INPUT -
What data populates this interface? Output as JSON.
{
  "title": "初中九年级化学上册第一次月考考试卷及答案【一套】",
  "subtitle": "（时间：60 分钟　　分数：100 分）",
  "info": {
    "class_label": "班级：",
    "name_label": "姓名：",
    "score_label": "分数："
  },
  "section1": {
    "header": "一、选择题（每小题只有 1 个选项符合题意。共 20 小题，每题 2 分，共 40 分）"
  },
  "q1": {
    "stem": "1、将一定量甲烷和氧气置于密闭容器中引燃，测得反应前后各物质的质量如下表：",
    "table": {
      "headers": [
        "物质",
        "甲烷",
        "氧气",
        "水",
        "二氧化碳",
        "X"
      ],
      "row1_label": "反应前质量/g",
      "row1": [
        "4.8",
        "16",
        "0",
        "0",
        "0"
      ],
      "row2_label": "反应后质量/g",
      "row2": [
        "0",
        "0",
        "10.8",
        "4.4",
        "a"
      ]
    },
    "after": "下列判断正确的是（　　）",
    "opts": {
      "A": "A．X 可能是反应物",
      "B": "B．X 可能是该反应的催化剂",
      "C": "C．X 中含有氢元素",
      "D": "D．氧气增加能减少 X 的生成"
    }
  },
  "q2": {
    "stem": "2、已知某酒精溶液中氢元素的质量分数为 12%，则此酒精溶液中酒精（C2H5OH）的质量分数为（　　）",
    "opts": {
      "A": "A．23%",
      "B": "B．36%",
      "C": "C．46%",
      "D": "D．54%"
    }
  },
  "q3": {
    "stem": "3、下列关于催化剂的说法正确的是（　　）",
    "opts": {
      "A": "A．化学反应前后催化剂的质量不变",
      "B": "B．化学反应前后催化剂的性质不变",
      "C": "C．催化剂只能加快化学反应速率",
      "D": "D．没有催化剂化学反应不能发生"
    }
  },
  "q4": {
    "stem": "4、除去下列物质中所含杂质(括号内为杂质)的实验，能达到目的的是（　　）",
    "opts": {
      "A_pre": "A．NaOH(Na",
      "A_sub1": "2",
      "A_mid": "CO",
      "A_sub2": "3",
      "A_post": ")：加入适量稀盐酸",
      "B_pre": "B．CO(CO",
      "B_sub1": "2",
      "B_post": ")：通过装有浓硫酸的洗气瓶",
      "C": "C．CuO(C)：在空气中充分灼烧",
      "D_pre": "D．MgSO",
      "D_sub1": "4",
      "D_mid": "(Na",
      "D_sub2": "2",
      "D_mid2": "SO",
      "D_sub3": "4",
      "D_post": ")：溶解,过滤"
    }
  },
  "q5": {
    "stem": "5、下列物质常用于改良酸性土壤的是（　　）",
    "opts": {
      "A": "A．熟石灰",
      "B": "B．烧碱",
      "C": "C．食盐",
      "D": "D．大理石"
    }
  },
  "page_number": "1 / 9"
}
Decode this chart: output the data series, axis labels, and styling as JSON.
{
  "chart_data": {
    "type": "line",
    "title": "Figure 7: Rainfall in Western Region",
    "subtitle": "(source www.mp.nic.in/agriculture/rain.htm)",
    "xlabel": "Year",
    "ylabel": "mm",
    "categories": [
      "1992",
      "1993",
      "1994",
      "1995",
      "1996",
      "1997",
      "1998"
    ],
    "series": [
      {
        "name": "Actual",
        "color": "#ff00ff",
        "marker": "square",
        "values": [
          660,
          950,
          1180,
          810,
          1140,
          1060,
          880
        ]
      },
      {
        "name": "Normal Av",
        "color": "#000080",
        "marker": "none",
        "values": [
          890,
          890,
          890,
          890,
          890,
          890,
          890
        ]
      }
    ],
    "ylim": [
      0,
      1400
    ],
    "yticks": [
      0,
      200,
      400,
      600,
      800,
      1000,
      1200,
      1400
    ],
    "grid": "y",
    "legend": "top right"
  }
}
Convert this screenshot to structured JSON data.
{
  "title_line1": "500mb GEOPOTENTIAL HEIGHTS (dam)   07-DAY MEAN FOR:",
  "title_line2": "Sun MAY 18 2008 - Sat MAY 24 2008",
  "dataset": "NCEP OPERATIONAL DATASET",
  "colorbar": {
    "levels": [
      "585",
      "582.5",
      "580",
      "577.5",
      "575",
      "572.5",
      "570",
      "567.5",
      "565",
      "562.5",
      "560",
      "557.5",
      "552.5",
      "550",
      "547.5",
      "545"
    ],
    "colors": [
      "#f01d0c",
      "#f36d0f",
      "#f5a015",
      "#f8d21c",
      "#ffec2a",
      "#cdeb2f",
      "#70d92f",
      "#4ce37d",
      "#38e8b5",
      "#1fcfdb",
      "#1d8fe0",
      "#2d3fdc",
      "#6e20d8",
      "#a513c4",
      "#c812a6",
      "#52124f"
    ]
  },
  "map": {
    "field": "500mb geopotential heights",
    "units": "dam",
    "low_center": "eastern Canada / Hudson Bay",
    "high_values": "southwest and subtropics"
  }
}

EXERCISE - Filter the listing for the word "series" and copy every line that holds it.

CORRECT ANSWER -
Decode this chart: output the data series, axis labels, and styling as JSON.
    "series": [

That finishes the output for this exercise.